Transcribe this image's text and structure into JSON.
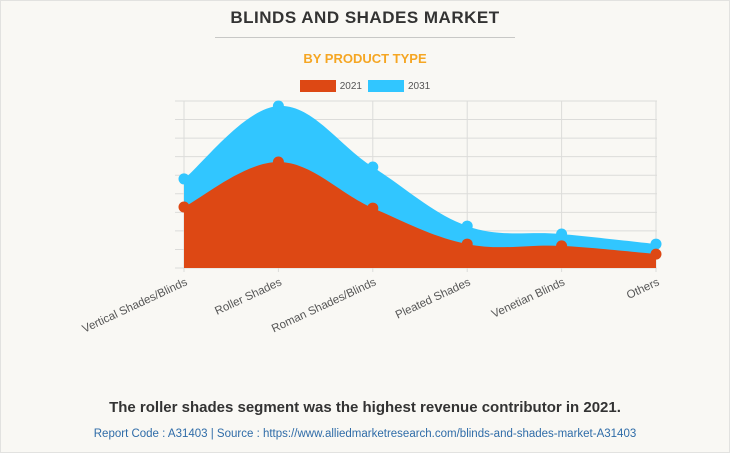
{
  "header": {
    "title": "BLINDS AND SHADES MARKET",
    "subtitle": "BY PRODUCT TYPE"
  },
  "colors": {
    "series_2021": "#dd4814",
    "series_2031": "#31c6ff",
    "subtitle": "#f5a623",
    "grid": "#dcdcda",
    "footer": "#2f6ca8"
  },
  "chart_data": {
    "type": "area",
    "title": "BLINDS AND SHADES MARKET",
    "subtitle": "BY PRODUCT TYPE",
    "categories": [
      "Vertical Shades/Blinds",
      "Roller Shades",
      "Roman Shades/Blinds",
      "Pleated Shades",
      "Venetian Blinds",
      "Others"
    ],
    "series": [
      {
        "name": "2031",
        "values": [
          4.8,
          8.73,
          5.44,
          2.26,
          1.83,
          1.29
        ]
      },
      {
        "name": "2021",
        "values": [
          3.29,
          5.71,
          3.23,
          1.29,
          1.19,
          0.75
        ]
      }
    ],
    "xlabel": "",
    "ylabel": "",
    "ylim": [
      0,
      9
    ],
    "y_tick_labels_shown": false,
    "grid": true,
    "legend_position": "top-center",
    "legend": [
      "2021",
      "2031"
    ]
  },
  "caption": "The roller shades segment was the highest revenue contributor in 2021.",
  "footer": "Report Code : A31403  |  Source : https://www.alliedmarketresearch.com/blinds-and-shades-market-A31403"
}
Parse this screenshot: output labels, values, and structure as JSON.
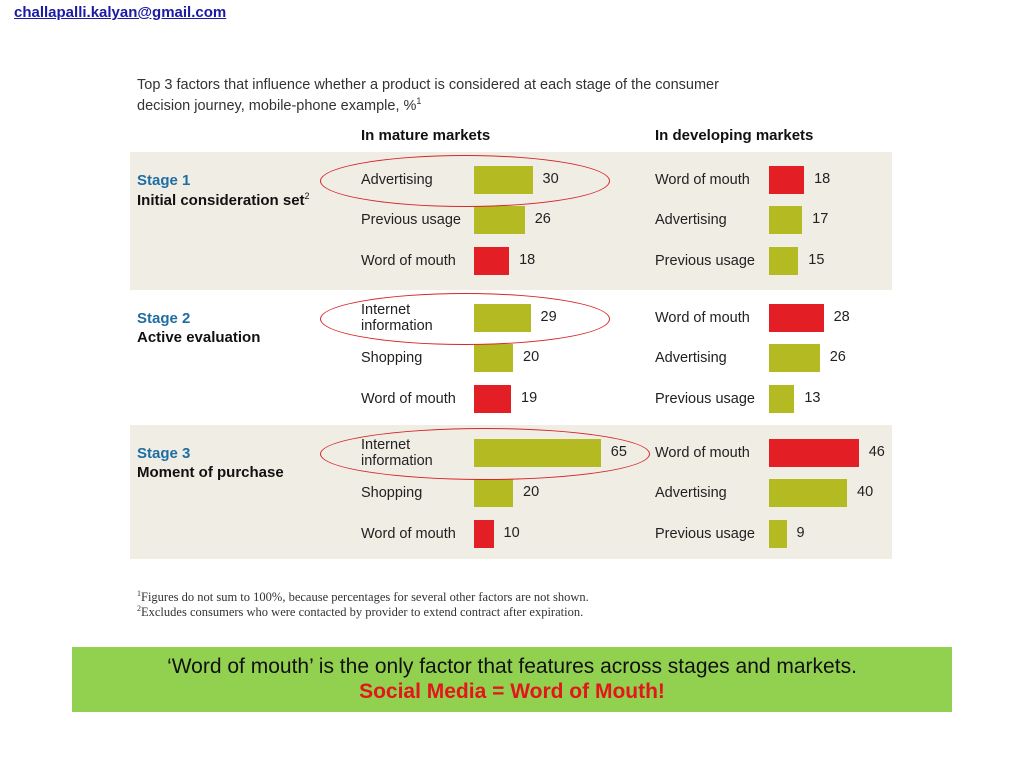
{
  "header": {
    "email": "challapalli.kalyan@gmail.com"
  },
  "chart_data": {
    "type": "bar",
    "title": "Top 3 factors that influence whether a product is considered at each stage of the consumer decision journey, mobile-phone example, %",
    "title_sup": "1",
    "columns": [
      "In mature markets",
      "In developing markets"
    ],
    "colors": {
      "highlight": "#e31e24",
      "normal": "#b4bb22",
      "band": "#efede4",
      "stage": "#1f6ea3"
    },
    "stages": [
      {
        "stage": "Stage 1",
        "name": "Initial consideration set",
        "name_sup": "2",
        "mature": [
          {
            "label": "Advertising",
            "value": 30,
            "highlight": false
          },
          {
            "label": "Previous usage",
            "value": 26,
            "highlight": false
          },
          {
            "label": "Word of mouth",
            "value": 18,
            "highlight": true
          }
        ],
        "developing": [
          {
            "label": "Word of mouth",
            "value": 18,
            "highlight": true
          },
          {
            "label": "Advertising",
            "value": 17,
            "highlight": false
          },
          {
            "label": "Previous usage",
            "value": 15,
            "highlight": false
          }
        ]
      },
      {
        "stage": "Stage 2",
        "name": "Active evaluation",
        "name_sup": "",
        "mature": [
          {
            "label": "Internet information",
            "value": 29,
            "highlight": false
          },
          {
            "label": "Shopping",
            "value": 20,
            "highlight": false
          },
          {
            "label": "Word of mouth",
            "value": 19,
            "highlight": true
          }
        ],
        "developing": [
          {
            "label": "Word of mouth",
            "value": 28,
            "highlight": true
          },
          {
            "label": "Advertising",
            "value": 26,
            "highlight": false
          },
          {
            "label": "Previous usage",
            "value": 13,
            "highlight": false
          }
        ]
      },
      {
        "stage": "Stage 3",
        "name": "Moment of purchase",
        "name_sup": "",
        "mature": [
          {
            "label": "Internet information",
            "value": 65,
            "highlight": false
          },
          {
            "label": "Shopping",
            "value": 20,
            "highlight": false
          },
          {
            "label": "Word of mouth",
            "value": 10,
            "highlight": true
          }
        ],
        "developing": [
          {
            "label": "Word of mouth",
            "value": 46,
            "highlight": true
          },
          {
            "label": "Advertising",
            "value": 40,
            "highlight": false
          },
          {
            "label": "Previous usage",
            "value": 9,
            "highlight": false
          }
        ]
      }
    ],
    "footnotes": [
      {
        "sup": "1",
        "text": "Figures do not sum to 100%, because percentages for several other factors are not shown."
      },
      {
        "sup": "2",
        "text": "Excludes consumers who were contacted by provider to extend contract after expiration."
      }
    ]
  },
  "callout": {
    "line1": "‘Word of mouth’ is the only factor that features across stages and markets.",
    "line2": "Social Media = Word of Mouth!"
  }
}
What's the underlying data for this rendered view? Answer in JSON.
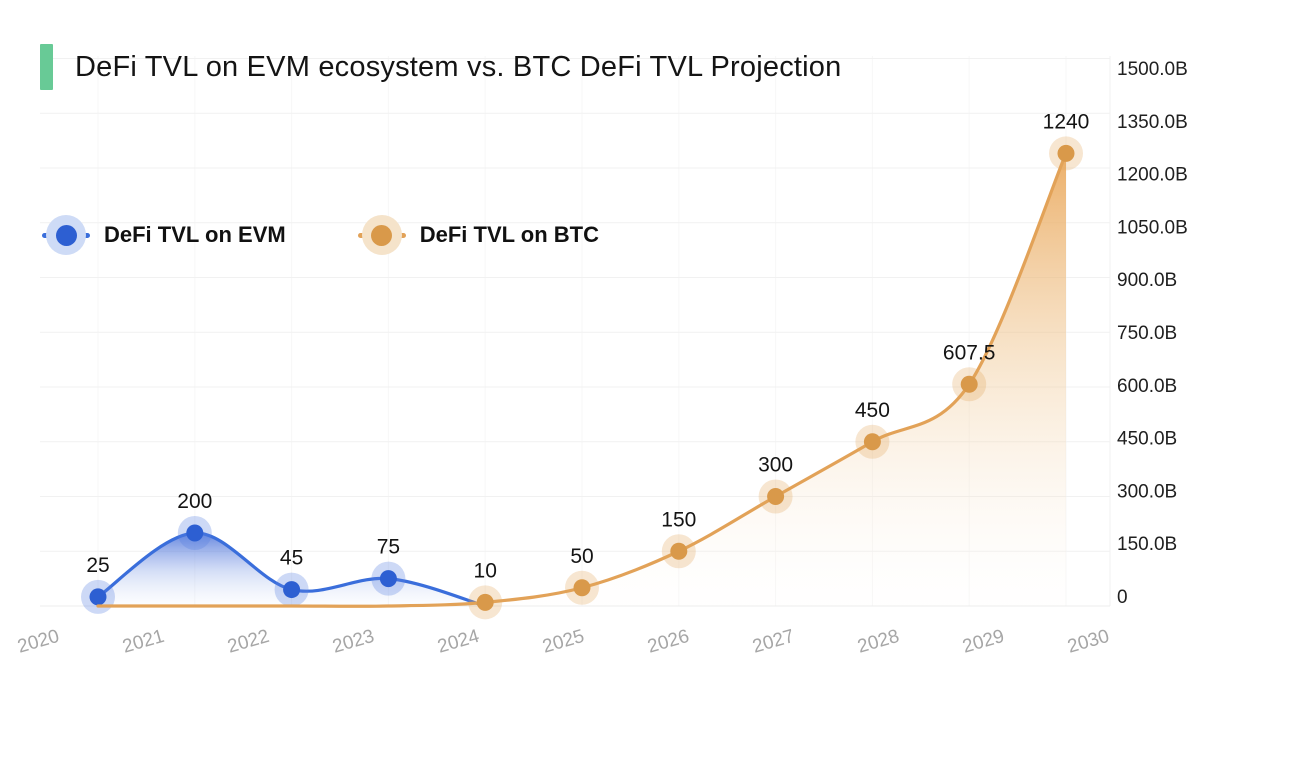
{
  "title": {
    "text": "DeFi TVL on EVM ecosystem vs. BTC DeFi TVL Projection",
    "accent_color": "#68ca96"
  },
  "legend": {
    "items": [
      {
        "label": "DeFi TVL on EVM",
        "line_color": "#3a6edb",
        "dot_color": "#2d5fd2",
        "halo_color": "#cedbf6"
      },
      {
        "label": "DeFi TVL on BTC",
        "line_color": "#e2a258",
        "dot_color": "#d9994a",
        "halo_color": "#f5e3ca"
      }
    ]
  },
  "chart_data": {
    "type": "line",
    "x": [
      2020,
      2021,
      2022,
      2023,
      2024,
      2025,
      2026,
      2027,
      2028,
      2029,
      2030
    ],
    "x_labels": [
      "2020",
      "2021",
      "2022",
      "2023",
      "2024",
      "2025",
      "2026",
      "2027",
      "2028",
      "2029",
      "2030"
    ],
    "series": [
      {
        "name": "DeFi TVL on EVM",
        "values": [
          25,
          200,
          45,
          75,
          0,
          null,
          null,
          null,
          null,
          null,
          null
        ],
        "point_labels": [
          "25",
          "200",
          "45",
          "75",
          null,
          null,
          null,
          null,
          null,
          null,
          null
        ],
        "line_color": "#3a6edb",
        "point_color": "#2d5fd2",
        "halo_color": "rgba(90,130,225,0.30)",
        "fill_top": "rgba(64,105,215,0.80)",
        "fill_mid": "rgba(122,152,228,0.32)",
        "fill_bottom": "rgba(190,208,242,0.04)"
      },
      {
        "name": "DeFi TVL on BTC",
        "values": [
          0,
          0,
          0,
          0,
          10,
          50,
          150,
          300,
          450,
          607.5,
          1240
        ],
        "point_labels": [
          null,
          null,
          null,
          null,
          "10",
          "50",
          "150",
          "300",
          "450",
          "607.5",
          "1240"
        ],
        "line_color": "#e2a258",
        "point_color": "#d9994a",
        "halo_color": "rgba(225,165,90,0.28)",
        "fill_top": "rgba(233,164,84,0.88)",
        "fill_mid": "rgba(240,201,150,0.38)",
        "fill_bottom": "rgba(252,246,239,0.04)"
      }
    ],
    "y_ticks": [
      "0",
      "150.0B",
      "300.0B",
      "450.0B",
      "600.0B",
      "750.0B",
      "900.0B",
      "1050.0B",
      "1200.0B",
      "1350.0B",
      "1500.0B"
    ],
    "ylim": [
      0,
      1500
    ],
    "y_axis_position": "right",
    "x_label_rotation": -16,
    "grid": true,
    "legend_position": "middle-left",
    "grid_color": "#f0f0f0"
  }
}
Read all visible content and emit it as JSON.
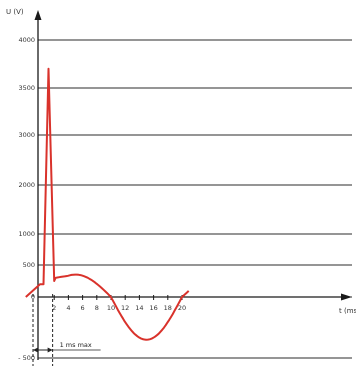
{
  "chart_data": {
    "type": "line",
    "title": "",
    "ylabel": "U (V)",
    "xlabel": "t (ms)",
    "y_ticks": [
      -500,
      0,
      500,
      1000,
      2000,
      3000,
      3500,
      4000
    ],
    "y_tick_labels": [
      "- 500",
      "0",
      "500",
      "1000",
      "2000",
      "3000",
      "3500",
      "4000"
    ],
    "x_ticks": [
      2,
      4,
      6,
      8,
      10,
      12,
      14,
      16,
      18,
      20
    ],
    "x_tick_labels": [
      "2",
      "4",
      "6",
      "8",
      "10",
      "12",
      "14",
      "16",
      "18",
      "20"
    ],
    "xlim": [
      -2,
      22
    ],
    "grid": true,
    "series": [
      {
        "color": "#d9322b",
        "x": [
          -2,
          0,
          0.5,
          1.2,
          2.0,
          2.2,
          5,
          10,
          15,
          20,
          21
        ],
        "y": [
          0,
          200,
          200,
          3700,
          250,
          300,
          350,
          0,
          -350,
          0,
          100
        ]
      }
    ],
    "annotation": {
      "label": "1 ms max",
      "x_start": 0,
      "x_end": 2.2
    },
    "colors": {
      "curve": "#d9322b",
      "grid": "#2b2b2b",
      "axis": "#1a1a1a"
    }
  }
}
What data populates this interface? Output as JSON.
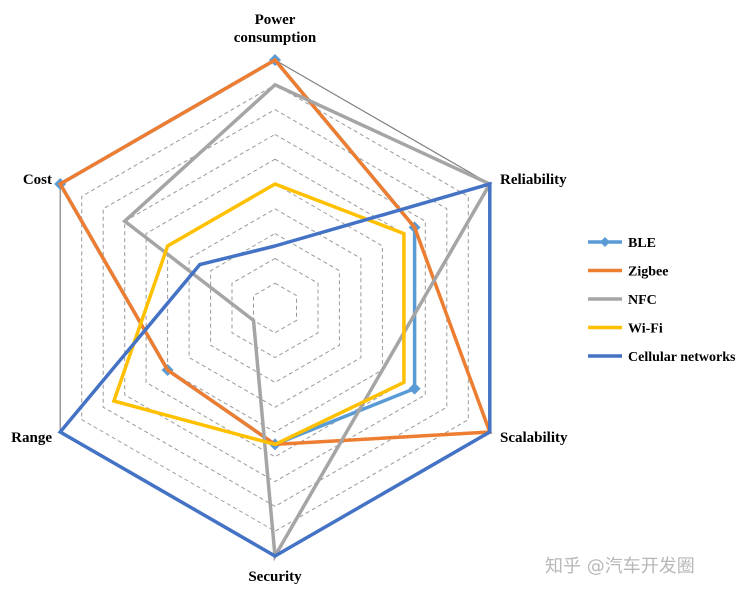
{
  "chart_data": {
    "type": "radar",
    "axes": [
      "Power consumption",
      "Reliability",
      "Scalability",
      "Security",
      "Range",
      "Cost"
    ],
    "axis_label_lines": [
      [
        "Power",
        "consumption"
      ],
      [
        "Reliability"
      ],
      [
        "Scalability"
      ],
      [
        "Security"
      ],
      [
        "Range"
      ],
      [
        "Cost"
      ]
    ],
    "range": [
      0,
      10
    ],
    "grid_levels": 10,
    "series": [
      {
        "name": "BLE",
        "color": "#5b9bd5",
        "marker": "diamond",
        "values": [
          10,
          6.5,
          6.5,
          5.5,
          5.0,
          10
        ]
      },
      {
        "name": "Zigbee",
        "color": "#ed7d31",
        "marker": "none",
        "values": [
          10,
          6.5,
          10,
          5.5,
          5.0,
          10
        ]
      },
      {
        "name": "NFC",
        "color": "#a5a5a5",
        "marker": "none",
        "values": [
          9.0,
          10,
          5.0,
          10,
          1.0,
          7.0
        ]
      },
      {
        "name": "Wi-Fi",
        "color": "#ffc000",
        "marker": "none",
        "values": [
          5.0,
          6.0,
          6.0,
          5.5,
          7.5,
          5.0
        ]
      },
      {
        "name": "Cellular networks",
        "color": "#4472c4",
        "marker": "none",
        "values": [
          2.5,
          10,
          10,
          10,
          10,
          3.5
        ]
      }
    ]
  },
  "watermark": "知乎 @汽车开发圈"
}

********

> WORK INSTRUCTIONS
Copy all lines from the data that hold the word "this".

> ANSWER FOR THE TASK
Transcribe this image's text and structure into JSON.
Parse this screenshot: output labels, values, and structure as JSON.
What's the underlying data for this rendered view? Answer in JSON.
What data populates this interface? Output as JSON.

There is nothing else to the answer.